##### TEXTE CHOISI #####

Sur Stretch paru en 1973 se niche l’une des huitièmes merveilles du monde : une reprise d’«A Woman Left Lonely», l’un des hits de Dan Penn. Scott entre dans cette chanson comme s’il entrait dans un jardin magique. S’ensuit un «No Easy Way Down» extrêmement chanté. Scott plie la chanson à sa volonté. C’est signé Goffin & King et donc imparable. On ne peut se lasser d’un chanteur comme Scott Walker. Il tape aussi dans le fameux «That’s How I Got To Memphis» dans lequel tout le monde a tapé, Lee Hazlewood, Schmoll, Solomon Burke et les autres. Même Sid Selvidge sur I Should Be Blue. Par contre ses hommages à Mickey Newbury («Sunshine» et «Frisco Depot») ou Randy Newman («Just One Smile») retombent une fois de plus comme des soufflés. Mauvaises pioches. Par contre, les Box Tops savaient taper dans les chansons de Mickey Newbury («Weeping Analeah» et «Good Morning Dear» sur Cry Like A Baby). Rien n’est plus difficile que de choisir des chansons, lorsqu’on est interprète. C’est la raison pour laquelle Chips Moman et Jerry Wexler mâchaient le boulot des gens qu’ils recevaient en studio. En B, Scott rend hommage à Jimmy Webb en reprenant son «When Does Brown Begin». Il transforme cette romance en gros balladif de rêve. Il réussit à prendre son envol - Lord where does this brown begin - Dommage qu’il n’ait pas choisi «MacArthur Park». On se serait régalé.

##### LIGNES DE DONNÉES #####

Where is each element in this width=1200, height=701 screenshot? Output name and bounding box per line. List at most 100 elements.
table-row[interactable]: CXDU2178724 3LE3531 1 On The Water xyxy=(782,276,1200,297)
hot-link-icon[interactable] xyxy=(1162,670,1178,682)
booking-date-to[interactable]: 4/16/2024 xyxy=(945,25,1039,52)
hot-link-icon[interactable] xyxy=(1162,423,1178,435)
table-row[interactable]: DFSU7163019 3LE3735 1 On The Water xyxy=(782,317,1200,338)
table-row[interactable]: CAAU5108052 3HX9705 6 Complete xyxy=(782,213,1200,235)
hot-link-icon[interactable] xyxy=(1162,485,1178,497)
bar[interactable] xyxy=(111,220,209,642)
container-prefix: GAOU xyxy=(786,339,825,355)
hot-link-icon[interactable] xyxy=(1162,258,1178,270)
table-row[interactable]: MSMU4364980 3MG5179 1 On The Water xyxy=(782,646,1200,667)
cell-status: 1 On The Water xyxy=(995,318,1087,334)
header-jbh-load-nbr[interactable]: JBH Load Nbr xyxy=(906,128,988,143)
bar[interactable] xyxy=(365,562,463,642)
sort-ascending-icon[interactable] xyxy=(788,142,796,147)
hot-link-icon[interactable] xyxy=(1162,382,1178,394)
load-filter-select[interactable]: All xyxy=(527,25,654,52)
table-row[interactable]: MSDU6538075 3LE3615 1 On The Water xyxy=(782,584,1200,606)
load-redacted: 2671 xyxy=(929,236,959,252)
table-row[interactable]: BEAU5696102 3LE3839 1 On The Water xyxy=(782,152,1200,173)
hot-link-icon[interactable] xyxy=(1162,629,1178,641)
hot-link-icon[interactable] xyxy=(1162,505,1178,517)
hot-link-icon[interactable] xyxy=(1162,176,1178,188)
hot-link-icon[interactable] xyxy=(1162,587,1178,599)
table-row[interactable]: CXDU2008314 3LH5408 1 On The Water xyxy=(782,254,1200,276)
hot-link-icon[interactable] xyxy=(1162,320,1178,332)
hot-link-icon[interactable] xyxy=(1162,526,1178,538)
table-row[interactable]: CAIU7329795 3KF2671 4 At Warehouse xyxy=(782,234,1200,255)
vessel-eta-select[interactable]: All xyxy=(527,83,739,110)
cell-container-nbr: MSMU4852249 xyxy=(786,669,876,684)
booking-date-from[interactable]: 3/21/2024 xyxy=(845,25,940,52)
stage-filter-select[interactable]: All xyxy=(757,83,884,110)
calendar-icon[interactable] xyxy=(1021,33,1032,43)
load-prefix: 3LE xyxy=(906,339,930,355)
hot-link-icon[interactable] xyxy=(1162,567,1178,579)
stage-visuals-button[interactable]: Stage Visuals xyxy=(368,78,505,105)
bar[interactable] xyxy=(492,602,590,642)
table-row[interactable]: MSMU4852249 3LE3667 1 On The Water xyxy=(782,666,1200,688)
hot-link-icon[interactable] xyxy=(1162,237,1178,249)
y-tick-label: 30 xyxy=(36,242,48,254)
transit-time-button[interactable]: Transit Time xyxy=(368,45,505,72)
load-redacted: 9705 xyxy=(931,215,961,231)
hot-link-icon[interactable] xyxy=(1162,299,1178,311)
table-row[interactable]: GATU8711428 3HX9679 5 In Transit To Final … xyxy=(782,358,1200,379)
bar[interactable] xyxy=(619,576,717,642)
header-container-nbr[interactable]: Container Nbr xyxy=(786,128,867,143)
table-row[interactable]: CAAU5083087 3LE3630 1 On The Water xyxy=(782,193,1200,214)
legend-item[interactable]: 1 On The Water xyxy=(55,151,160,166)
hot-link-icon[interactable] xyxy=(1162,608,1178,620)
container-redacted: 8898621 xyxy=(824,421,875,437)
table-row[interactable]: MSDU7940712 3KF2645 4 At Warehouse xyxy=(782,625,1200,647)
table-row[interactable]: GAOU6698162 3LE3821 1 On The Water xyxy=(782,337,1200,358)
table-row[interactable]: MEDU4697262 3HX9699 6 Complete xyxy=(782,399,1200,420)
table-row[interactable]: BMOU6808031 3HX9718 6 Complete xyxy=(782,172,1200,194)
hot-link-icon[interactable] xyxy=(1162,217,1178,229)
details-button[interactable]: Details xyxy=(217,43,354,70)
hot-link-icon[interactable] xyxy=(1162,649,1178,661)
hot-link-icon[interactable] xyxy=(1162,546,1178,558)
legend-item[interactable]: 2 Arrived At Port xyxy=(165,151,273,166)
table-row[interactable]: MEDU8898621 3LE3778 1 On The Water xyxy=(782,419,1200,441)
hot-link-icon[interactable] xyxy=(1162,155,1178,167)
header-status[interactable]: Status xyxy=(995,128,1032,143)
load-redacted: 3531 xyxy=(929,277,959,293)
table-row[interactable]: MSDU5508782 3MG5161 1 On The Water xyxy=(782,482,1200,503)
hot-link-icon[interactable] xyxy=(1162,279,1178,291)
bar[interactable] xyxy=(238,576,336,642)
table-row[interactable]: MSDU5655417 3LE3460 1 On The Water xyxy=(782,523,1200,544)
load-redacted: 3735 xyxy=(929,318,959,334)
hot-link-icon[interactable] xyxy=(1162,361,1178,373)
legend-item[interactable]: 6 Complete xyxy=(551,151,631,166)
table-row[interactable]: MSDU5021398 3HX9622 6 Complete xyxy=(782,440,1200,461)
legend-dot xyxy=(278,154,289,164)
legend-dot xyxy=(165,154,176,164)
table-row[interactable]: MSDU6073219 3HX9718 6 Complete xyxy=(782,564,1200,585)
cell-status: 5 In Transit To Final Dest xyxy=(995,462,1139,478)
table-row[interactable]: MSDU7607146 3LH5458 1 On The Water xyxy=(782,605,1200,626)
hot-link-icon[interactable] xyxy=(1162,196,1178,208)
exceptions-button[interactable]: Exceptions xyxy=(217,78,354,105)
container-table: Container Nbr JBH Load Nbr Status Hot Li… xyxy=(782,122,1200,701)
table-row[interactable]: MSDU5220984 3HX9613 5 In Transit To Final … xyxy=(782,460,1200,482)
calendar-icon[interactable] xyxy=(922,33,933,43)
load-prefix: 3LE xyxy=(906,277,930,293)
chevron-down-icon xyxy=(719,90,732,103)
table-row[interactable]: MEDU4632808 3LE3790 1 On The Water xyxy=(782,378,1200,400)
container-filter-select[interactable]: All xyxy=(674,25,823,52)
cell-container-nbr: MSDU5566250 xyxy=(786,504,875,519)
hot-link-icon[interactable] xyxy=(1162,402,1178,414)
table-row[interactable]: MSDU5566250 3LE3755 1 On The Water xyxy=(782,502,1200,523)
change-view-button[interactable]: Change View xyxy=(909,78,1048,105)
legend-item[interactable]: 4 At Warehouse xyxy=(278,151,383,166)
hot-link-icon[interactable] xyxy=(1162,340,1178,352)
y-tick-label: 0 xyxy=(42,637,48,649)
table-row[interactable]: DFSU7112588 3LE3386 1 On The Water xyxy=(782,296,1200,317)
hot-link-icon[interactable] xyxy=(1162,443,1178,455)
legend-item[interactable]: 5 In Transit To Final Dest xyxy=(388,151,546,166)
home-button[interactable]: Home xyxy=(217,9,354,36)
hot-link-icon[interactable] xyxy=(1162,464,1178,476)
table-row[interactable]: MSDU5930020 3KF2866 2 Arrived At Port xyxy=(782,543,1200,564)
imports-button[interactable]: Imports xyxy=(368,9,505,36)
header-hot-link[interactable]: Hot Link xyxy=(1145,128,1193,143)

#####

CONSIGNE: D'après le texte choisi, qui signe la chanson «No Easy Way Down» ?

CORRIGÉ: Goffin & King.